_STORED RECORDS_
+ + + + + + +
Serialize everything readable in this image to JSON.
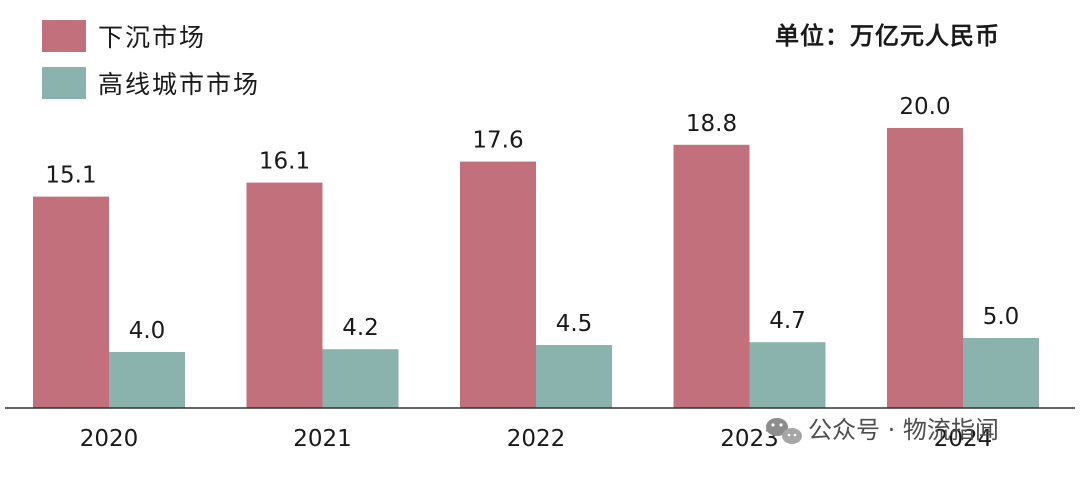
{
  "chart_data": {
    "type": "bar",
    "unit": "单位：万亿元人民币",
    "categories": [
      "2020",
      "2021",
      "2022",
      "2023",
      "2024"
    ],
    "series": [
      {
        "name": "下沉市场",
        "color": "#c1707c",
        "values": [
          15.1,
          16.1,
          17.6,
          18.8,
          20.0
        ]
      },
      {
        "name": "高线城市市场",
        "color": "#8ab3ad",
        "values": [
          4.0,
          4.2,
          4.5,
          4.7,
          5.0
        ]
      }
    ],
    "value_labels": [
      [
        "15.1",
        "16.1",
        "17.6",
        "18.8",
        "20.0"
      ],
      [
        "4.0",
        "4.2",
        "4.5",
        "4.7",
        "5.0"
      ]
    ],
    "ylim": [
      0,
      20
    ],
    "grid": false,
    "legend_position": "top-left"
  },
  "watermark": {
    "text": "公众号 · 物流指闻",
    "icon": "wechat-icon"
  }
}
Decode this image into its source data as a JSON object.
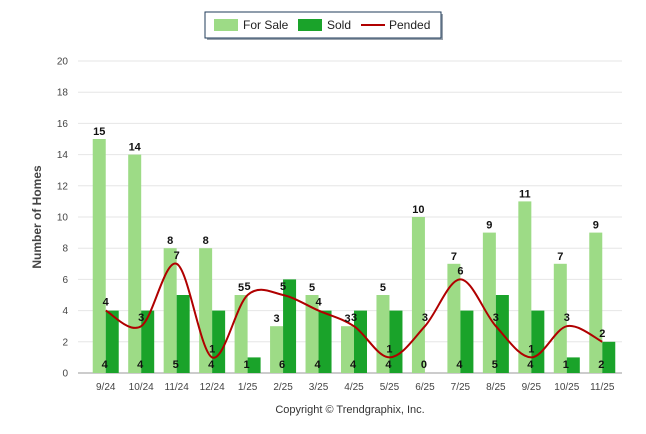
{
  "credit": "Copyright © Trendgraphix, Inc.",
  "colors": {
    "for_sale": "#9ddb86",
    "sold": "#1aa32a",
    "pended": "#b00000"
  },
  "chart_data": {
    "type": "bar",
    "ylabel": "Number of Homes",
    "ylim": [
      0,
      20
    ],
    "yticks": [
      0,
      2,
      4,
      6,
      8,
      10,
      12,
      14,
      16,
      18,
      20
    ],
    "grid": true,
    "legend_position": "top-center",
    "categories": [
      "9/24",
      "10/24",
      "11/24",
      "12/24",
      "1/25",
      "2/25",
      "3/25",
      "4/25",
      "5/25",
      "6/25",
      "7/25",
      "8/25",
      "9/25",
      "10/25",
      "11/25"
    ],
    "series": [
      {
        "name": "For Sale",
        "kind": "bar",
        "values": [
          15,
          14,
          8,
          8,
          5,
          3,
          5,
          3,
          5,
          10,
          7,
          9,
          11,
          7,
          9
        ]
      },
      {
        "name": "Sold",
        "kind": "bar",
        "values": [
          4,
          4,
          5,
          4,
          1,
          6,
          4,
          4,
          4,
          0,
          4,
          5,
          4,
          1,
          2
        ]
      },
      {
        "name": "Pended",
        "kind": "line",
        "values": [
          4,
          3,
          7,
          1,
          5,
          5,
          4,
          3,
          1,
          3,
          6,
          3,
          1,
          3,
          2
        ]
      }
    ]
  }
}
+ + + + + + +
_THE EXERCISE_
Copy out every line of the listing that contains the string "JSON".

_ANSWER IN FULL_
Serialize everything readable in this image to JSON.
Decode this image into its source data as a JSON object.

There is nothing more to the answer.